# Start of PROVIDED PASSAGE
Instead of changing your bolts, which you've said fly and group dandy, why
tip of the bolt pointe-blanc. You'll miss the center of the target, don't
worry. Just note where your bolts grouped. If you change the distance that
your eye is above the stock, then you will change your sight picture
slightly. If you pivot the stock to compensate, you will change the initial
angle that your bolts are being shot, and thus where they are grouping on
an up-down axis.

For example, if your bolts grouped low, then increase the distance between
your eye and the stock. The tip of the bolt will seem to be below the
center of the target now. Pivot the stock up so that the tip is now
pointe-blanc, while keeping the same distance between your eye and stock.
If you shoot a end of bolts with this new anchor, they will group higher

I *think* this is the same principle that a pellet bow with a peep sight
works on, but I'm not sure.

In theory, if you change your anchor point slightly, you can pointe-blanc
at *any* distance you want with the same set of bolts! This is the
principle behind the stock-peep given in Harmuth's book, _Die Armbrust_.
# End of PROVIDED PASSAGE
# Start of EXTRACTED ENTRIES
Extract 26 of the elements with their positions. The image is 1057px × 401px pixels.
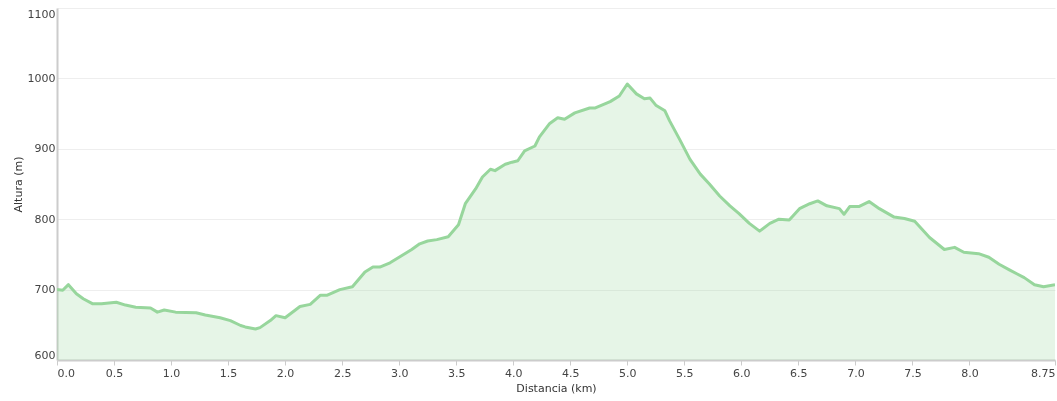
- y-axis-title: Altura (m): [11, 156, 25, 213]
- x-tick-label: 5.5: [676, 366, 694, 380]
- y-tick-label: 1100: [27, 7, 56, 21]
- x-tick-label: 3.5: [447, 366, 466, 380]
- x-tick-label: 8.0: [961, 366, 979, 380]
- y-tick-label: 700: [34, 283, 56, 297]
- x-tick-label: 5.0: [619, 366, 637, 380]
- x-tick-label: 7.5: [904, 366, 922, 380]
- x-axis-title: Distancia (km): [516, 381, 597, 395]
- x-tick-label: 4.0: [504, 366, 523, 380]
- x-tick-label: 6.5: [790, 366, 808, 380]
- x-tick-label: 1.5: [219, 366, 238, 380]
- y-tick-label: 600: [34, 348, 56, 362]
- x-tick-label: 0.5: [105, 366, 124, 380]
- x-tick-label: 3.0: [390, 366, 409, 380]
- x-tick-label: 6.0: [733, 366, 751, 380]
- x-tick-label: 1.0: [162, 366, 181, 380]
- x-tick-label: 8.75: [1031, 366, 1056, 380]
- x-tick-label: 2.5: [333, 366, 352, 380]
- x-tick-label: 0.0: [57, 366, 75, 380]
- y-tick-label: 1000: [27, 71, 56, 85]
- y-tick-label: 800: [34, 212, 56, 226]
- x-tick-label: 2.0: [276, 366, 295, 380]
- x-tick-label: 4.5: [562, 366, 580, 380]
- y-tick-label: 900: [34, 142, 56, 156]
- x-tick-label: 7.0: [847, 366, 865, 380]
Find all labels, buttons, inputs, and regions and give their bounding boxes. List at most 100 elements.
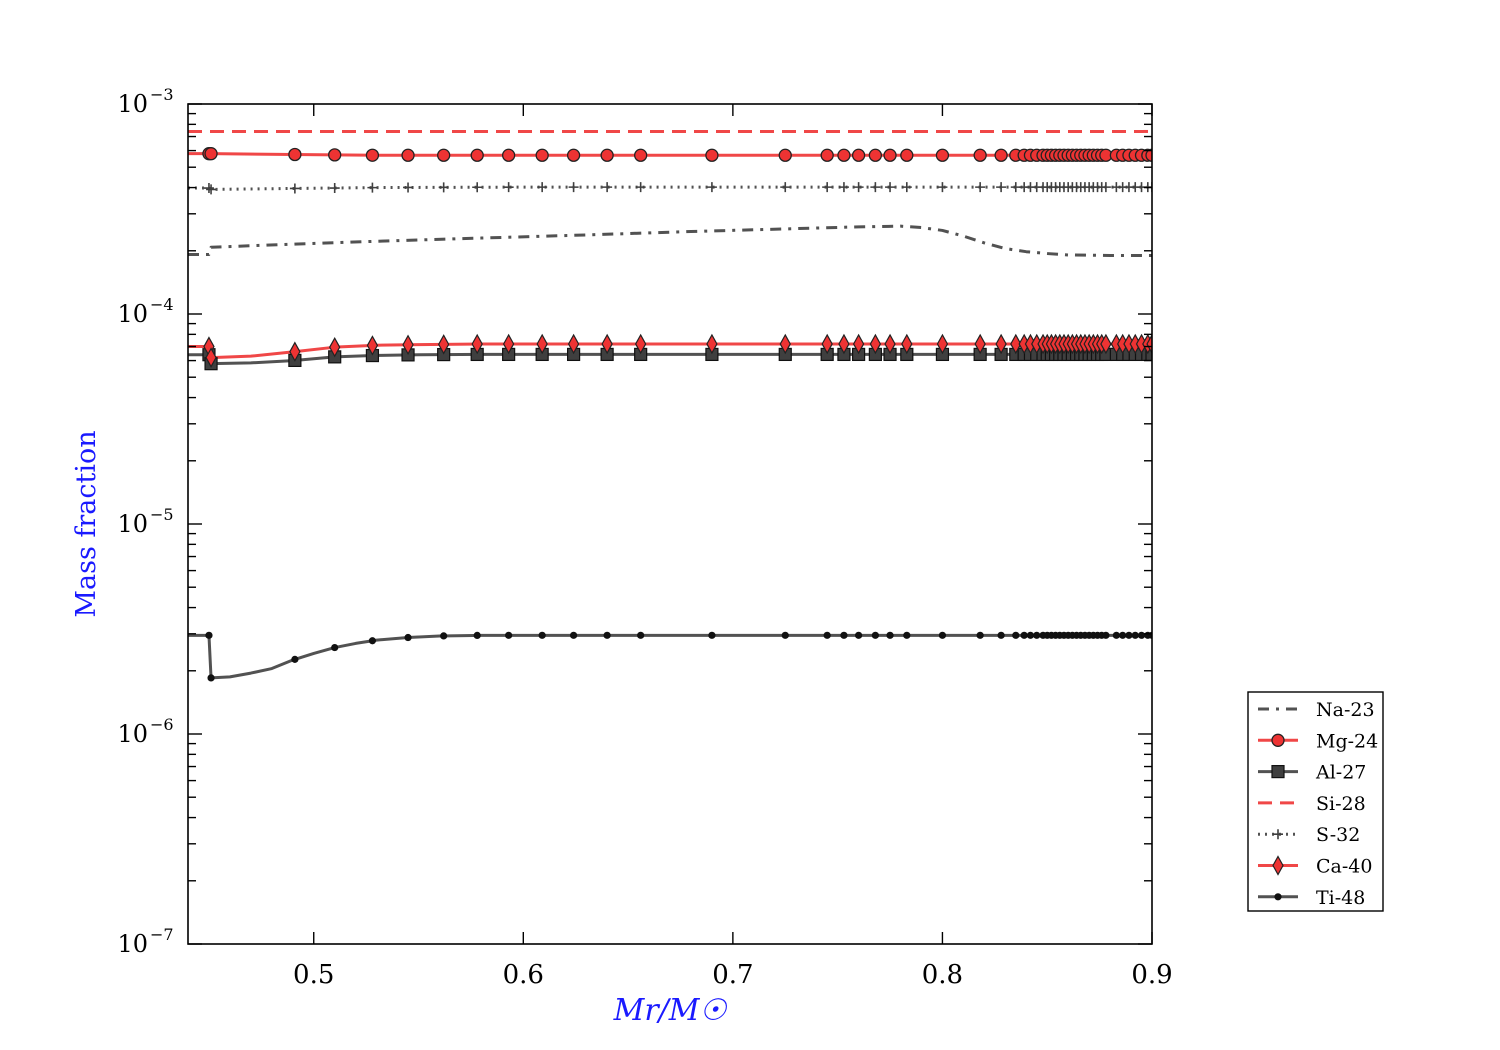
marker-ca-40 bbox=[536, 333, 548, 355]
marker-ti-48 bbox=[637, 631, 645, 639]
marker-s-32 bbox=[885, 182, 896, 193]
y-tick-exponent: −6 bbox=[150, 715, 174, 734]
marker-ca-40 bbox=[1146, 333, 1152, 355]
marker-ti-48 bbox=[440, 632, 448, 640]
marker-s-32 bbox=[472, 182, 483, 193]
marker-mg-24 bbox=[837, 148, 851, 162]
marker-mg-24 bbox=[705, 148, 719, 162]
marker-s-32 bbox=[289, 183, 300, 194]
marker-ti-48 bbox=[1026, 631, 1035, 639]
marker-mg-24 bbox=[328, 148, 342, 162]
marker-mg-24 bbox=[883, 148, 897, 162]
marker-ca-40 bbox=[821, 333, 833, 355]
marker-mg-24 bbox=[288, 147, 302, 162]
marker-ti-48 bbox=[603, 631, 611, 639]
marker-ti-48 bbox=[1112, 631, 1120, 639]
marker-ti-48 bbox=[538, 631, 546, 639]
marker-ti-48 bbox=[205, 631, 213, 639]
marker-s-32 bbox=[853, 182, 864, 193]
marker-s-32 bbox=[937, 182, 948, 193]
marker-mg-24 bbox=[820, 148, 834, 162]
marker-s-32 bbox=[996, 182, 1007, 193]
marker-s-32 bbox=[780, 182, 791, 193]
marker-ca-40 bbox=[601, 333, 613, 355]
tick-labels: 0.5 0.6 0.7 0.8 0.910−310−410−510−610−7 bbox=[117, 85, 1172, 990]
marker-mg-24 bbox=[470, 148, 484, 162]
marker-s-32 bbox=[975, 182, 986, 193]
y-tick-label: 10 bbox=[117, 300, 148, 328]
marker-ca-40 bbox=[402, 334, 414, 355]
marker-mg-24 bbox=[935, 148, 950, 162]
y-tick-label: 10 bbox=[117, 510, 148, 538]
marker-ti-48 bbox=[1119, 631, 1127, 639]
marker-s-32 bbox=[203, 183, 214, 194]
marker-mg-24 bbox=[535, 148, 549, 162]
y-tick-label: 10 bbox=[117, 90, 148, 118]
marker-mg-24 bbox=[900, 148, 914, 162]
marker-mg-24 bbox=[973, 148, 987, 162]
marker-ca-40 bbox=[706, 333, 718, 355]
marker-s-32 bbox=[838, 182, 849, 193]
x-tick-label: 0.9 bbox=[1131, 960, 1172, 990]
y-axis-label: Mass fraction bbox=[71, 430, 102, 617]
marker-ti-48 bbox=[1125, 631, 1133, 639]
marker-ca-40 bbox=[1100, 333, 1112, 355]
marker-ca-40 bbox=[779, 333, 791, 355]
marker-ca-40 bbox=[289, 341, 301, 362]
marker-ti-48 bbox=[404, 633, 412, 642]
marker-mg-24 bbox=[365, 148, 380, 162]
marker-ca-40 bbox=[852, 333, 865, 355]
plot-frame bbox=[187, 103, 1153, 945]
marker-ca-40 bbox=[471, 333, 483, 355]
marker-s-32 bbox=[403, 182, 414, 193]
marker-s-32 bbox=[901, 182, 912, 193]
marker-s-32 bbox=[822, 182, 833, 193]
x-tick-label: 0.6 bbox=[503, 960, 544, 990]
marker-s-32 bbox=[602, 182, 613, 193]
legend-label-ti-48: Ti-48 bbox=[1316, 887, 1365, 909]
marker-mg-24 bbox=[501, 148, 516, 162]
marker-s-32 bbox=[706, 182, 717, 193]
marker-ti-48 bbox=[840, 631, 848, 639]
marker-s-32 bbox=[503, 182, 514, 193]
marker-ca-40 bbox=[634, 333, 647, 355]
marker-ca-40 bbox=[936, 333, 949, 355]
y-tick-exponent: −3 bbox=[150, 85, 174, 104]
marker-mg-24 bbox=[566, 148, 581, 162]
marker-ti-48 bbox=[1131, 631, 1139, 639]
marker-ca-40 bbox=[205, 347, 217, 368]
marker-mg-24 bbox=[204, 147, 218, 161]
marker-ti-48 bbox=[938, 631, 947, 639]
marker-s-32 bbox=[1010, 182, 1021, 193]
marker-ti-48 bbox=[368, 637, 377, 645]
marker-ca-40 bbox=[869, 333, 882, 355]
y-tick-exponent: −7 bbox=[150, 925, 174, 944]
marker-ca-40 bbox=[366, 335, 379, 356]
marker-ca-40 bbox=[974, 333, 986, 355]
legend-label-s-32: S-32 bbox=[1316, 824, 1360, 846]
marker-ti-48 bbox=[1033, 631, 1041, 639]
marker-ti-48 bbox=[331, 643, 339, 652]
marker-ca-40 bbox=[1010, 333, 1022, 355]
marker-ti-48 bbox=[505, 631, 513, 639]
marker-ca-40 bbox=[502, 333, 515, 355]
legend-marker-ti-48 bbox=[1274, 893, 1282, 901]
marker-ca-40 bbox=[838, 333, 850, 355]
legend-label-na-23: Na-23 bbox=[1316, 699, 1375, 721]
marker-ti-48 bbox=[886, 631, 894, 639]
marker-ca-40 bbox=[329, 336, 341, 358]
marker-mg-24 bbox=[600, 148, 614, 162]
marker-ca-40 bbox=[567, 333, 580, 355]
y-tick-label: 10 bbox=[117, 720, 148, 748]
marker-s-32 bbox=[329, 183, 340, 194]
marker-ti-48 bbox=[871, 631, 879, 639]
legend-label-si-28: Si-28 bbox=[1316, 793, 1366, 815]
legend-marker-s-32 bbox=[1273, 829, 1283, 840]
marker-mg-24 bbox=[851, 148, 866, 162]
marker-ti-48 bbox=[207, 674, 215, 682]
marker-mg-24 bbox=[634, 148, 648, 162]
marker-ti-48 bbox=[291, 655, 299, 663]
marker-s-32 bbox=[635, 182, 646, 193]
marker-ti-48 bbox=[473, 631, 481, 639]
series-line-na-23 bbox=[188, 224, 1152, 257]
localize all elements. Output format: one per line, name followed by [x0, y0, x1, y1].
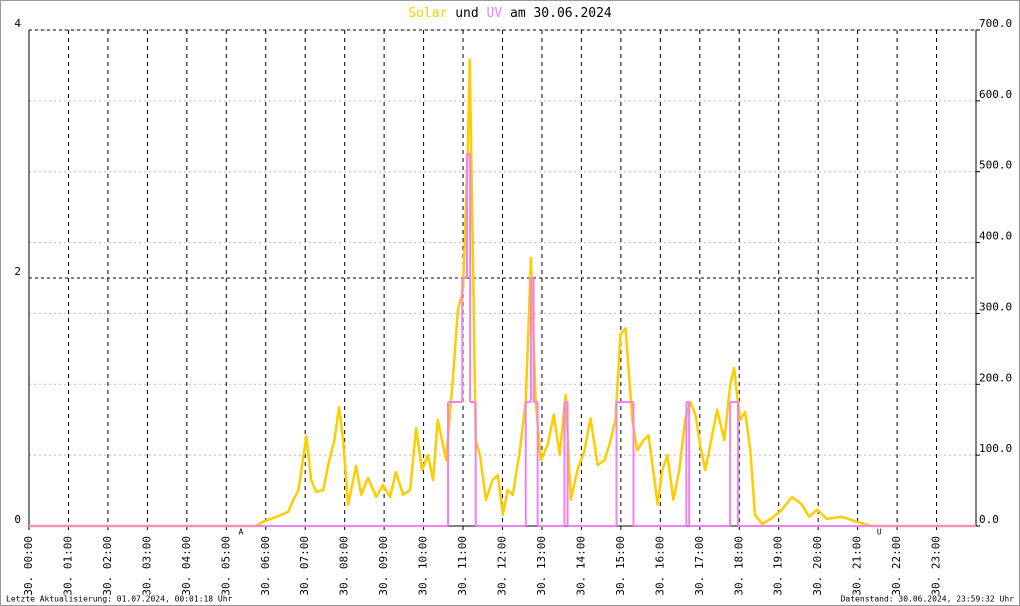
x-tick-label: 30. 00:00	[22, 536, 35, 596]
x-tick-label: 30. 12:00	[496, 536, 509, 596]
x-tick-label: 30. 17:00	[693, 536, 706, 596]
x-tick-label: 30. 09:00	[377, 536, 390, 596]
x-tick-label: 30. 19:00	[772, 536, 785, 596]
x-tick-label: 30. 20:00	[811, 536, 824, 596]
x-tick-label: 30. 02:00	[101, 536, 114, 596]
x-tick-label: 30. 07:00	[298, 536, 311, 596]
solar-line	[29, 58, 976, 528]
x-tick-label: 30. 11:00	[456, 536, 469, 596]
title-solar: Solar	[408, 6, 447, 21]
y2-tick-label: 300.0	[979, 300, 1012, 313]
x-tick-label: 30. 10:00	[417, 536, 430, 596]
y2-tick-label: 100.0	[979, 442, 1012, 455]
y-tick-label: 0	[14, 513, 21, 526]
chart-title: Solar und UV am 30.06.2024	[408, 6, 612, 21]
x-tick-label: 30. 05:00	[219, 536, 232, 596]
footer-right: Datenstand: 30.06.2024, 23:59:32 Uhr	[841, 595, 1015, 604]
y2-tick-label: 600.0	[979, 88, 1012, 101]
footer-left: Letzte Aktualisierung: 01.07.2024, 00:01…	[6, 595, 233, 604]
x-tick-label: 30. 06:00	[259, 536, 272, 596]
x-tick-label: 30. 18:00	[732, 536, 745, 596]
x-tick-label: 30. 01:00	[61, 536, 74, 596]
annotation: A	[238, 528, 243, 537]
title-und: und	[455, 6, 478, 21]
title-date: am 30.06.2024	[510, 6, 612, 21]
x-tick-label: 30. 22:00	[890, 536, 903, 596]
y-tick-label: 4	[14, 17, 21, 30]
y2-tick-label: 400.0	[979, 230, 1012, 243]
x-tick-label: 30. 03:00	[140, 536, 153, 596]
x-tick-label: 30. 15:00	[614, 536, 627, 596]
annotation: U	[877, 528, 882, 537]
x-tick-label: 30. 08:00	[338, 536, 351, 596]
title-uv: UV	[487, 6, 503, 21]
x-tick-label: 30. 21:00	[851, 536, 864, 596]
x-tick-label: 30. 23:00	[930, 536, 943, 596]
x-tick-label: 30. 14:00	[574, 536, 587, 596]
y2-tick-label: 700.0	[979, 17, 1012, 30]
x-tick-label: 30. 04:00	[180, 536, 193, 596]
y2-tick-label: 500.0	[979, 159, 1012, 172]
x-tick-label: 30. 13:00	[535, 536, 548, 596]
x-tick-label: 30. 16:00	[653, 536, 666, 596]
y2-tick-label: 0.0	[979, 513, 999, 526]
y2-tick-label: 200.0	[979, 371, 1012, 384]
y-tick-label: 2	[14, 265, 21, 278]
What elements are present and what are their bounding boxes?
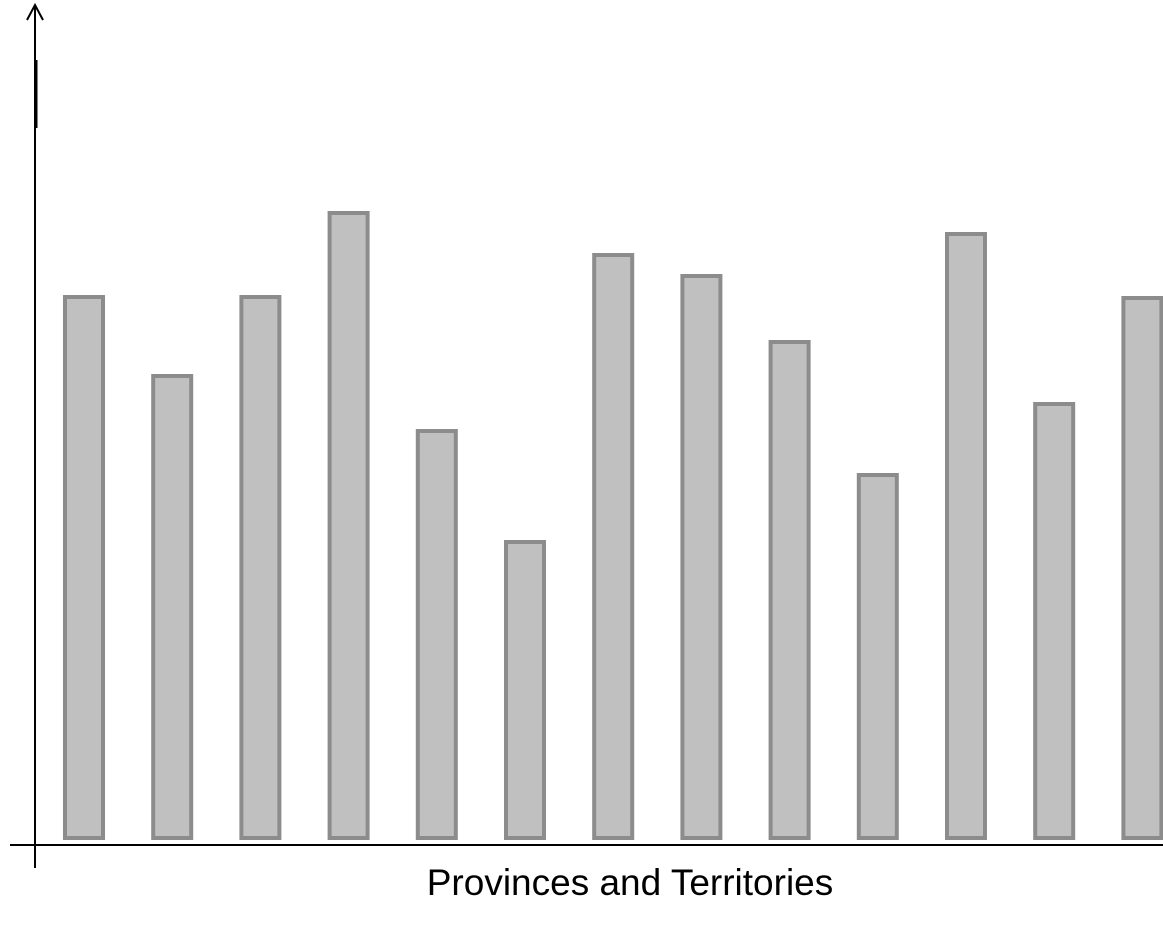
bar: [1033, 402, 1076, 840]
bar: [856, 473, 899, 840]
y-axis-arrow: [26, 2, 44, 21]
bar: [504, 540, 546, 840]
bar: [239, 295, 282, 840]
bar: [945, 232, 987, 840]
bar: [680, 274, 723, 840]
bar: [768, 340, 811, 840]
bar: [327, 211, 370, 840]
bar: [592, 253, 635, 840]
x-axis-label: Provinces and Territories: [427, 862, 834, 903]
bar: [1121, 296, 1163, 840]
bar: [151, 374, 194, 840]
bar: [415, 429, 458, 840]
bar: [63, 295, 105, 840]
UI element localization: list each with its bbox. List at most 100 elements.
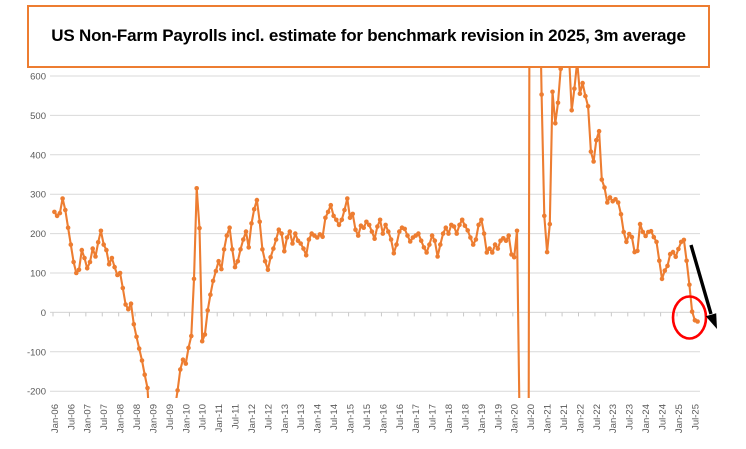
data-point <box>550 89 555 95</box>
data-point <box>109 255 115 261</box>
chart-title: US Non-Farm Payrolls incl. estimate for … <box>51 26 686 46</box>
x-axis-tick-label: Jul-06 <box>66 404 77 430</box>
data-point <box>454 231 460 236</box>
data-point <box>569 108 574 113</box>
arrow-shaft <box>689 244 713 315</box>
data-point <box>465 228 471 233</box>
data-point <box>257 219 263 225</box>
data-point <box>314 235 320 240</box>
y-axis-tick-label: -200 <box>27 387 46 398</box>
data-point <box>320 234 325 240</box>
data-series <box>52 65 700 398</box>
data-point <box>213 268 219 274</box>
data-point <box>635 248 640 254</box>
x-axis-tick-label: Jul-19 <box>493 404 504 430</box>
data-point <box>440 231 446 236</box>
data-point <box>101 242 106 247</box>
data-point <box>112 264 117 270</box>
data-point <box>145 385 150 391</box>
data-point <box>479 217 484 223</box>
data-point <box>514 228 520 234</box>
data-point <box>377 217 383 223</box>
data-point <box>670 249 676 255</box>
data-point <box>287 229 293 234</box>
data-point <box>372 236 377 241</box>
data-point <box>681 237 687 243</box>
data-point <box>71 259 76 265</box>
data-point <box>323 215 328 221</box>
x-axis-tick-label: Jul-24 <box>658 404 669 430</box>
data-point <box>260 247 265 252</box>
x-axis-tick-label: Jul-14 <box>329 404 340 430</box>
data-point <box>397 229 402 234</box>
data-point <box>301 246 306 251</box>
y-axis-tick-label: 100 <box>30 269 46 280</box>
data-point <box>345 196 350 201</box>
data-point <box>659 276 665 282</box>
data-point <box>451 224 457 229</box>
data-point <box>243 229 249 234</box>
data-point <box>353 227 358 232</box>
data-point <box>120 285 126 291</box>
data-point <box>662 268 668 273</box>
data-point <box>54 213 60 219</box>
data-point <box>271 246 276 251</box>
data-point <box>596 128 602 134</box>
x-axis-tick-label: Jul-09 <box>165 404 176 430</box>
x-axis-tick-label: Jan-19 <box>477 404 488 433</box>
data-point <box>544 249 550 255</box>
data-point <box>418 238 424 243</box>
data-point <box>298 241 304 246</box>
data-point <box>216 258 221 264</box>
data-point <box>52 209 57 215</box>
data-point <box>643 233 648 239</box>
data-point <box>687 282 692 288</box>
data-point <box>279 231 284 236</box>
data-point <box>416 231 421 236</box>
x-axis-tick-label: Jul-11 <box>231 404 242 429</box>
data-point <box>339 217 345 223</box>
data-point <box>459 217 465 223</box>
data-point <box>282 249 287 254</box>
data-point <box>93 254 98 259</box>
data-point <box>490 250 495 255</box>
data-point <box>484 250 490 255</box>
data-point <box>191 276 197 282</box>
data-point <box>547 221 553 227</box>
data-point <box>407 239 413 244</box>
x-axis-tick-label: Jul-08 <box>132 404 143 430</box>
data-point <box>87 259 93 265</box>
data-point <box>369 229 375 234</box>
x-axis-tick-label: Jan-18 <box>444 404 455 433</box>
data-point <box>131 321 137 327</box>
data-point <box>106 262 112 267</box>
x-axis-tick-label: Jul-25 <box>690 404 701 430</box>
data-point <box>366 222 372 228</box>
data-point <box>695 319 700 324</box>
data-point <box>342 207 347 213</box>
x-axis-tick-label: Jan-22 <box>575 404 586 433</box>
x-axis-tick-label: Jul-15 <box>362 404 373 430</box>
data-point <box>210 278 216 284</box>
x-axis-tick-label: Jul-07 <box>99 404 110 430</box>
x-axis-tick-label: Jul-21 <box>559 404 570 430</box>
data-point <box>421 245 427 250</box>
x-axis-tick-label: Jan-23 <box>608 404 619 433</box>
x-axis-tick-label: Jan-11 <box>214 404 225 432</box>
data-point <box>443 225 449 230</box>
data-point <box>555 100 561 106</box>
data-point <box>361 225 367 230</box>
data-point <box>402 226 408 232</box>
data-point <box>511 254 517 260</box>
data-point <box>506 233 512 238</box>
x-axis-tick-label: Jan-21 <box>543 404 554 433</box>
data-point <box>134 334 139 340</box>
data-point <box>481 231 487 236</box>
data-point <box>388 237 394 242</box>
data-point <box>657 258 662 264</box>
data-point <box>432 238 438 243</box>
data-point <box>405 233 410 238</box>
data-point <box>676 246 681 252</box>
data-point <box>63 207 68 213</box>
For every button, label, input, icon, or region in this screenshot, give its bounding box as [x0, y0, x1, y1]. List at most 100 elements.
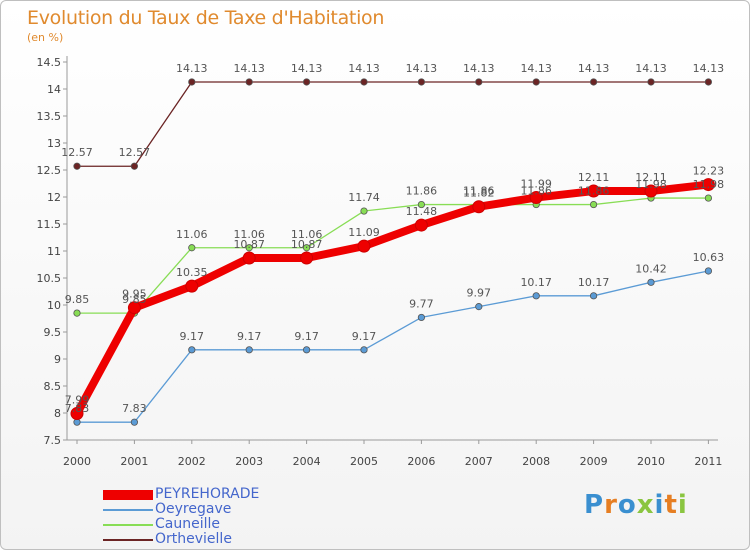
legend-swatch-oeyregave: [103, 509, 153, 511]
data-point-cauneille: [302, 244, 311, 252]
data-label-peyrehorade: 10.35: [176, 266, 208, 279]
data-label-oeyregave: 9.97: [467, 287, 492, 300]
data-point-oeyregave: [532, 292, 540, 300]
# End of EXTRACTED ENTRIES
WHAT IS BEING ASKED
Continue the passage on adjusting the anchor point, starting after its final sentence. These items have no connection to the passage on adjusting the anchor point.

OUTPUT
I use the string and the bottom of my prod as a check that I'm giving a
consist\ent anchor (If the string is not just aligned with the bottom of
the prod, then my anchor is off). Depending on your bow, you might be able
to do something similar.

Another place to check is Josef Alm's book, _Survey of European Crossbows_.
He includes info on various period crossbow shoots.

As a caveat, the only bolts that I ever had pointe-blanc I found quite by
accident. This method seems like it would require alot of trial and error
to find a good anchor point. I'm always in favor of keeping the same
anchor, since especially on timed rounds I need to minimize the amount of
thinking that I do. I need something that I can instinctively snap
comfortably into, no matter how long I've been away from the range, and not
have to pause and think, "Is this my 30 yard anchor or is this the 40 yard
one?"

Shoot well!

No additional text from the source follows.